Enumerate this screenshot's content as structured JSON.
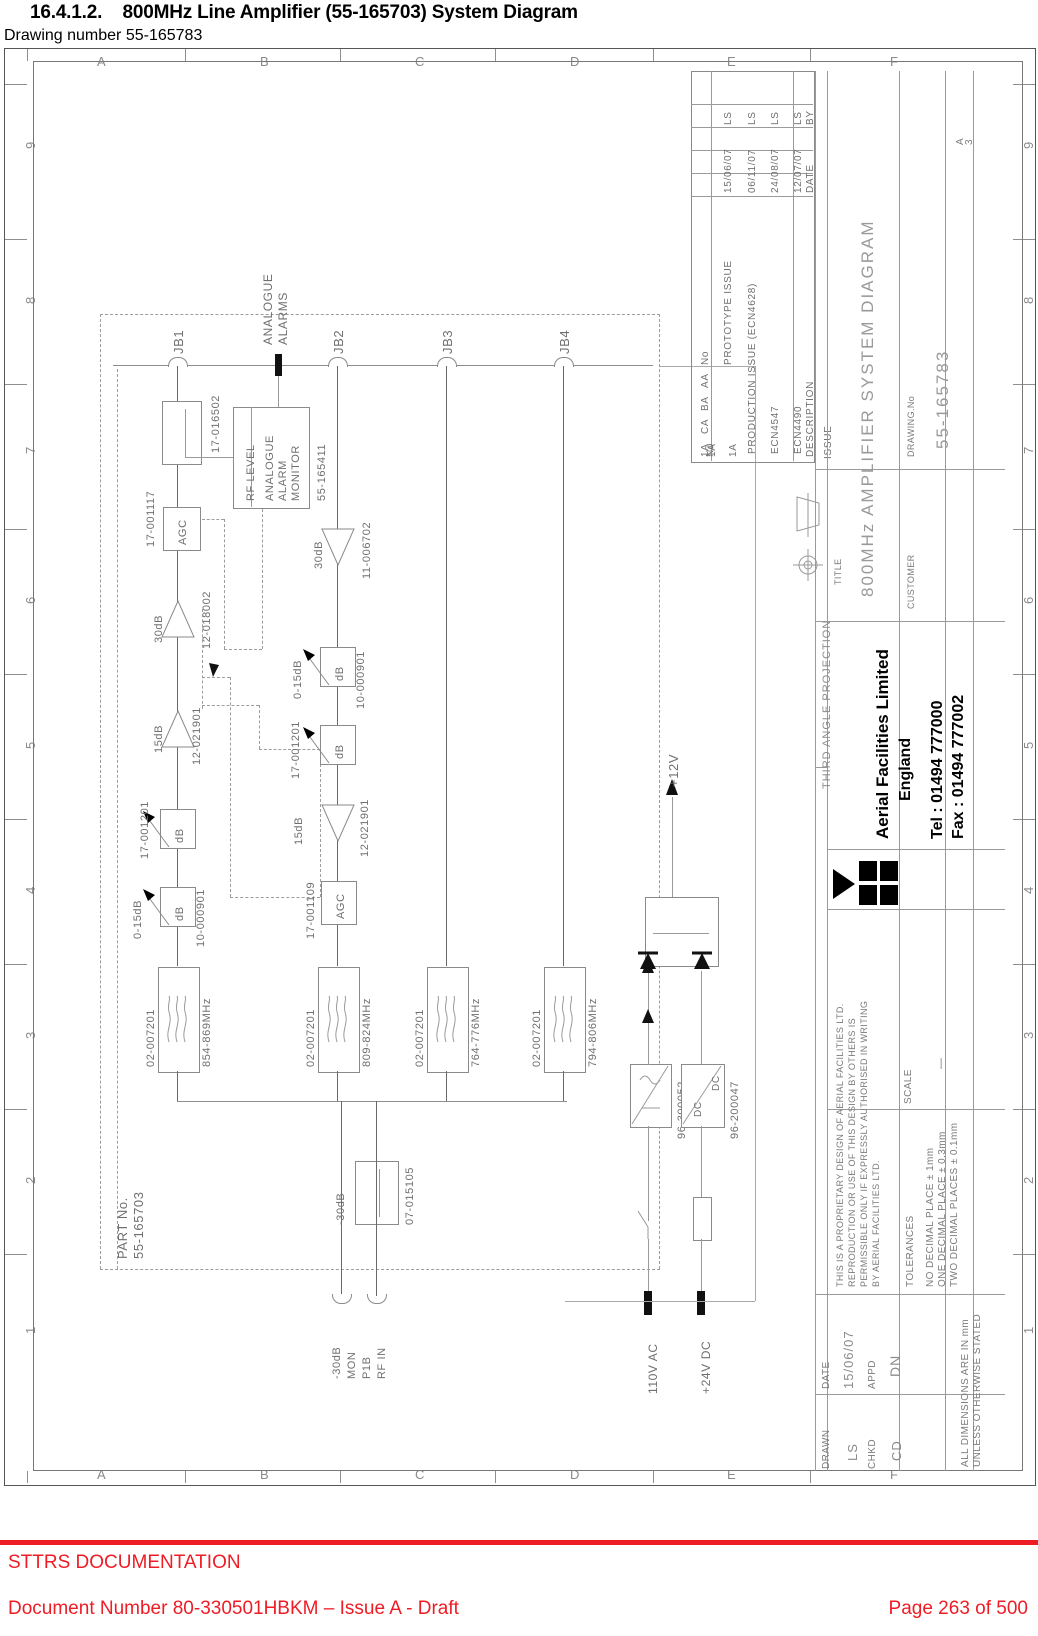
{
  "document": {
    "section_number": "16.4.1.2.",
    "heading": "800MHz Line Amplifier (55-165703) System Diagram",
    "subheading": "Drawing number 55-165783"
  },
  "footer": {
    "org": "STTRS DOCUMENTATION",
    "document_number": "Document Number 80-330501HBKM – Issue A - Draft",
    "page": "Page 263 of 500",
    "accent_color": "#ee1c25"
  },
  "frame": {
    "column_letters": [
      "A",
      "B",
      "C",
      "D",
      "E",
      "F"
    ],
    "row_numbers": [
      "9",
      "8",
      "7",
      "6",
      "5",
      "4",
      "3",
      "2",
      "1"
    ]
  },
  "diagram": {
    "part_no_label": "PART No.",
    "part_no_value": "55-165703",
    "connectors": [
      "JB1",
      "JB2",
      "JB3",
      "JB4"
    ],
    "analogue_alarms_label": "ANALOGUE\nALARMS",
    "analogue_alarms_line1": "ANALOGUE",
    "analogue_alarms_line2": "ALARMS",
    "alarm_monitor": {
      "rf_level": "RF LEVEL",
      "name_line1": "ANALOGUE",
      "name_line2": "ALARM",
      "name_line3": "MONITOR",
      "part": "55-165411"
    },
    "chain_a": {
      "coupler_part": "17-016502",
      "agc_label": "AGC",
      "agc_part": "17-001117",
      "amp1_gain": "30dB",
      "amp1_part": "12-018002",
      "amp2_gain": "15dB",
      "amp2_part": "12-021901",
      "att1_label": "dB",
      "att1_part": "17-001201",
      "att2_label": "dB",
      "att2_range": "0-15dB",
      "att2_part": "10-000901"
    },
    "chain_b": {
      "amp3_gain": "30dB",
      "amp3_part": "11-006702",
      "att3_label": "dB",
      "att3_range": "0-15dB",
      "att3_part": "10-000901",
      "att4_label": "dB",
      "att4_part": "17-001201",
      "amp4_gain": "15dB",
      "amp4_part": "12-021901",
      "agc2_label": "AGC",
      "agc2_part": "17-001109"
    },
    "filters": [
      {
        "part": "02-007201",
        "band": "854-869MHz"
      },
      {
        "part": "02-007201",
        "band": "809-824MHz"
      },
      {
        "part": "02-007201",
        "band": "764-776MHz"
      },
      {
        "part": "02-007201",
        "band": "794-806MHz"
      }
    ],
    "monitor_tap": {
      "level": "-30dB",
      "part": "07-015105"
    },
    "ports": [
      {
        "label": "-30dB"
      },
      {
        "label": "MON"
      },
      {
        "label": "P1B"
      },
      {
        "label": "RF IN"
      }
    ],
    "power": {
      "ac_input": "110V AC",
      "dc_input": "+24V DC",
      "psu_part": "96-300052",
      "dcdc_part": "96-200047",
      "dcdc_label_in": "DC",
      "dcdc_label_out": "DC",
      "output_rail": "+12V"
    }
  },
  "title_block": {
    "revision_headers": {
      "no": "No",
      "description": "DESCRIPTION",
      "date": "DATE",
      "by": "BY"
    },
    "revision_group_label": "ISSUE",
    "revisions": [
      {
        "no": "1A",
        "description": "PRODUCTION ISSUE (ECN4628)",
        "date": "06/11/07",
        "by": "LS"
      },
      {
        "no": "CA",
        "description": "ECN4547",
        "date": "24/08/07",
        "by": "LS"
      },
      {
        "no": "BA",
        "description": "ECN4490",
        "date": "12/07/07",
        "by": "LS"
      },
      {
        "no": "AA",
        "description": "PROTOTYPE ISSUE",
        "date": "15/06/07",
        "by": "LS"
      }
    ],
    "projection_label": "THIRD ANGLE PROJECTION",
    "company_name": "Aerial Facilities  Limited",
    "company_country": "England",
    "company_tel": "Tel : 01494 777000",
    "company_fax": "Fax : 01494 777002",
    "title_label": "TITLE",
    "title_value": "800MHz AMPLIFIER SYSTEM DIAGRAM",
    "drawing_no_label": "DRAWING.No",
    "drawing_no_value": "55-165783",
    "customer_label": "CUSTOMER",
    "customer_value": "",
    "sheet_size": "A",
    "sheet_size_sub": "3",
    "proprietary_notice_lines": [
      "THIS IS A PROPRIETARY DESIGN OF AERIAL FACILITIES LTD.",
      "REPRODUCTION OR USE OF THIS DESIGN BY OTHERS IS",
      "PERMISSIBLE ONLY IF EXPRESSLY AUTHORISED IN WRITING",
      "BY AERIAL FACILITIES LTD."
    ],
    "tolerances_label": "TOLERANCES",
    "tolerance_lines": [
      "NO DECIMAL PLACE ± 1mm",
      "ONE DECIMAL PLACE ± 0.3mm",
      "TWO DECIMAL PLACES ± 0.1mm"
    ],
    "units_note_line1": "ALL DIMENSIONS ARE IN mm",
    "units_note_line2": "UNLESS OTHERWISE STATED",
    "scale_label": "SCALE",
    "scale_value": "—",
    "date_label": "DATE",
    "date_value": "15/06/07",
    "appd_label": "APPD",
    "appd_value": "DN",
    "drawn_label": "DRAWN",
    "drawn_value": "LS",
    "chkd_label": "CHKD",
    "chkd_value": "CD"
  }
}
▬▬▬
Every line is to be duplicated exactly, though pictures stay out.

Enumerate this screenshot's content as structured JSON.
{
  "document": {
    "section_number": "16.4.1.2.",
    "heading": "800MHz Line Amplifier (55-165703) System Diagram",
    "subheading": "Drawing number 55-165783"
  },
  "footer": {
    "org": "STTRS DOCUMENTATION",
    "document_number": "Document Number 80-330501HBKM – Issue A - Draft",
    "page": "Page 263 of 500",
    "accent_color": "#ee1c25"
  },
  "frame": {
    "column_letters": [
      "A",
      "B",
      "C",
      "D",
      "E",
      "F"
    ],
    "row_numbers": [
      "9",
      "8",
      "7",
      "6",
      "5",
      "4",
      "3",
      "2",
      "1"
    ]
  },
  "diagram": {
    "part_no_label": "PART No.",
    "part_no_value": "55-165703",
    "connectors": [
      "JB1",
      "JB2",
      "JB3",
      "JB4"
    ],
    "analogue_alarms_label": "ANALOGUE\nALARMS",
    "analogue_alarms_line1": "ANALOGUE",
    "analogue_alarms_line2": "ALARMS",
    "alarm_monitor": {
      "rf_level": "RF LEVEL",
      "name_line1": "ANALOGUE",
      "name_line2": "ALARM",
      "name_line3": "MONITOR",
      "part": "55-165411"
    },
    "chain_a": {
      "coupler_part": "17-016502",
      "agc_label": "AGC",
      "agc_part": "17-001117",
      "amp1_gain": "30dB",
      "amp1_part": "12-018002",
      "amp2_gain": "15dB",
      "amp2_part": "12-021901",
      "att1_label": "dB",
      "att1_part": "17-001201",
      "att2_label": "dB",
      "att2_range": "0-15dB",
      "att2_part": "10-000901"
    },
    "chain_b": {
      "amp3_gain": "30dB",
      "amp3_part": "11-006702",
      "att3_label": "dB",
      "att3_range": "0-15dB",
      "att3_part": "10-000901",
      "att4_label": "dB",
      "att4_part": "17-001201",
      "amp4_gain": "15dB",
      "amp4_part": "12-021901",
      "agc2_label": "AGC",
      "agc2_part": "17-001109"
    },
    "filters": [
      {
        "part": "02-007201",
        "band": "854-869MHz"
      },
      {
        "part": "02-007201",
        "band": "809-824MHz"
      },
      {
        "part": "02-007201",
        "band": "764-776MHz"
      },
      {
        "part": "02-007201",
        "band": "794-806MHz"
      }
    ],
    "monitor_tap": {
      "level": "-30dB",
      "part": "07-015105"
    },
    "ports": [
      {
        "label": "-30dB"
      },
      {
        "label": "MON"
      },
      {
        "label": "P1B"
      },
      {
        "label": "RF IN"
      }
    ],
    "power": {
      "ac_input": "110V AC",
      "dc_input": "+24V DC",
      "psu_part": "96-300052",
      "dcdc_part": "96-200047",
      "dcdc_label_in": "DC",
      "dcdc_label_out": "DC",
      "output_rail": "+12V"
    }
  },
  "title_block": {
    "revision_headers": {
      "no": "No",
      "description": "DESCRIPTION",
      "date": "DATE",
      "by": "BY"
    },
    "revision_group_label": "ISSUE",
    "revisions": [
      {
        "no": "1A",
        "description": "PRODUCTION ISSUE (ECN4628)",
        "date": "06/11/07",
        "by": "LS"
      },
      {
        "no": "CA",
        "description": "ECN4547",
        "date": "24/08/07",
        "by": "LS"
      },
      {
        "no": "BA",
        "description": "ECN4490",
        "date": "12/07/07",
        "by": "LS"
      },
      {
        "no": "AA",
        "description": "PROTOTYPE ISSUE",
        "date": "15/06/07",
        "by": "LS"
      }
    ],
    "projection_label": "THIRD ANGLE PROJECTION",
    "company_name": "Aerial Facilities  Limited",
    "company_country": "England",
    "company_tel": "Tel : 01494 777000",
    "company_fax": "Fax : 01494 777002",
    "title_label": "TITLE",
    "title_value": "800MHz AMPLIFIER SYSTEM DIAGRAM",
    "drawing_no_label": "DRAWING.No",
    "drawing_no_value": "55-165783",
    "customer_label": "CUSTOMER",
    "customer_value": "",
    "sheet_size": "A",
    "sheet_size_sub": "3",
    "proprietary_notice_lines": [
      "THIS IS A PROPRIETARY DESIGN OF AERIAL FACILITIES LTD.",
      "REPRODUCTION OR USE OF THIS DESIGN BY OTHERS IS",
      "PERMISSIBLE ONLY IF EXPRESSLY AUTHORISED IN WRITING",
      "BY AERIAL FACILITIES LTD."
    ],
    "tolerances_label": "TOLERANCES",
    "tolerance_lines": [
      "NO DECIMAL PLACE ± 1mm",
      "ONE DECIMAL PLACE ± 0.3mm",
      "TWO DECIMAL PLACES ± 0.1mm"
    ],
    "units_note_line1": "ALL DIMENSIONS ARE IN mm",
    "units_note_line2": "UNLESS OTHERWISE STATED",
    "scale_label": "SCALE",
    "scale_value": "—",
    "date_label": "DATE",
    "date_value": "15/06/07",
    "appd_label": "APPD",
    "appd_value": "DN",
    "drawn_label": "DRAWN",
    "drawn_value": "LS",
    "chkd_label": "CHKD",
    "chkd_value": "CD"
  }
}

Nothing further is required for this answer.